(Stored records)

++++++

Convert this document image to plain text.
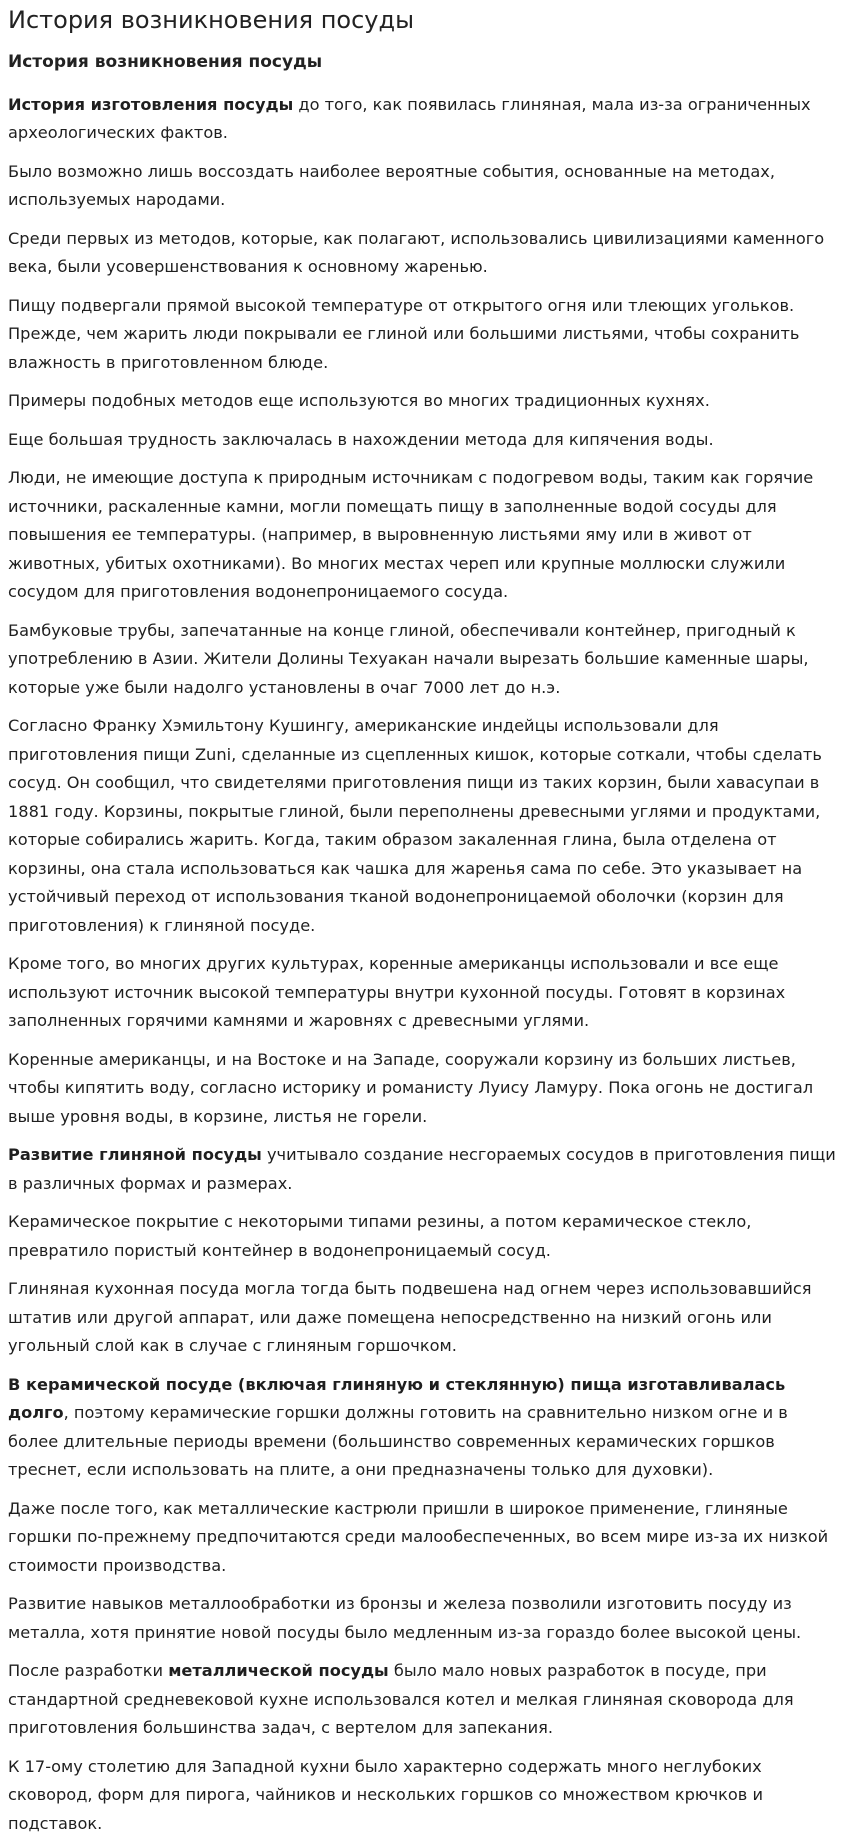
История возникновения посуды
История возникновения посуды

История изготовления посуды до того, как появилась глиняная, мала из-за ограниченных археологических фактов.

Было возможно лишь воссоздать наиболее вероятные события, основанные на методах, используемых народами.

Среди первых из методов, которые, как полагают, использовались цивилизациями каменного века, были усовершенствования к основному жаренью.

Пищу подвергали прямой высокой температуре от открытого огня или тлеющих угольков. Прежде, чем жарить люди покрывали ее глиной или большими листьями, чтобы сохранить влажность в приготовленном блюде.

Примеры подобных методов еще используются во многих традиционных кухнях.

Еще большая трудность заключалась в нахождении метода для кипячения воды.

Люди, не имеющие доступа к природным источникам с подогревом воды, таким как горячие источники, раскаленные камни, могли помещать пищу в заполненные водой сосуды для повышения ее температуры. (например, в выровненную листьями яму или в живот от животных, убитых охотниками). Во многих местах череп или крупные моллюски служили сосудом для приготовления водонепроницаемого сосуда.

Бамбуковые трубы, запечатанные на конце глиной, обеспечивали контейнер, пригодный к употреблению в Азии. Жители Долины Техуакан начали вырезать большие каменные шары, которые уже были надолго установлены в очаг 7000 лет до н.э.

Согласно Франку Хэмильтону Кушингу, американские индейцы использовали для приготовления пищи Zuni, сделанные из сцепленных кишок, которые соткали, чтобы сделать сосуд. Он сообщил, что свидетелями приготовления пищи из таких корзин, были хавасупаи в 1881 году. Корзины, покрытые глиной, были переполнены древесными углями и продуктами, которые собирались жарить. Когда, таким образом закаленная глина, была отделена от корзины, она стала использоваться как чашка для жаренья сама по себе. Это указывает на устойчивый переход от использования тканой водонепроницаемой оболочки (корзин для приготовления) к глиняной посуде.

Кроме того, во многих других культурах, коренные американцы использовали и все еще используют источник высокой температуры внутри кухонной посуды. Готовят в корзинах заполненных горячими камнями и жаровнях с древесными углями.

Коренные американцы, и на Востоке и на Западе, сооружали корзину из больших листьев, чтобы кипятить воду, согласно историку и романисту Луису Ламуру. Пока огонь не достигал выше уровня воды, в корзине, листья не горели.

Развитие глиняной посуды учитывало создание несгораемых сосудов в приготовления пищи в различных формах и размерах.

Керамическое покрытие с некоторыми типами резины, а потом керамическое стекло, превратило пористый контейнер в водонепроницаемый сосуд.

Глиняная кухонная посуда могла тогда быть подвешена над огнем через использовавшийся штатив или другой аппарат, или даже помещена непосредственно на низкий огонь или угольный слой как в случае с глиняным горшочком.

В керамической посуде (включая глиняную и стеклянную) пища изготавливалась долго, поэтому керамические горшки должны готовить на сравнительно низком огне и в более длительные периоды времени (большинство современных керамических горшков треснет, если использовать на плите, а они предназначены только для духовки).

Даже после того, как металлические кастрюли пришли в широкое применение, глиняные горшки по-прежнему предпочитаются среди малообеспеченных, во всем мире из-за их низкой стоимости производства.

Развитие навыков металлообработки из бронзы и железа позволили изготовить посуду из металла, хотя принятие новой посуды было медленным из-за гораздо более высокой цены.

После разработки металлической посуды было мало новых разработок в посуде, при стандартной средневековой кухне использовался котел и мелкая глиняная сковорода для приготовления большинства задач, с вертелом для запекания.

К 17-ому столетию для Западной кухни было характерно содержать много неглубоких сковород, форм для пирога, чайников и нескольких горшков со множеством крючков и подставок.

++++++

Aim -
Show each line of the data that contains the string "огонь".

Worked solution -
Коренные американцы, и на Востоке и на Западе, сооружали корзину из больших листьев, чтобы кипятить воду, согласно историку и романисту Луису Ламуру. Пока огонь не достигал выше уровня воды, в корзине, листья не горели.
Глиняная кухонная посуда могла тогда быть подвешена над огнем через использовавшийся штатив или другой аппарат, или даже помещена непосредственно на низкий огонь или угольный слой как в случае с глиняным горшочком.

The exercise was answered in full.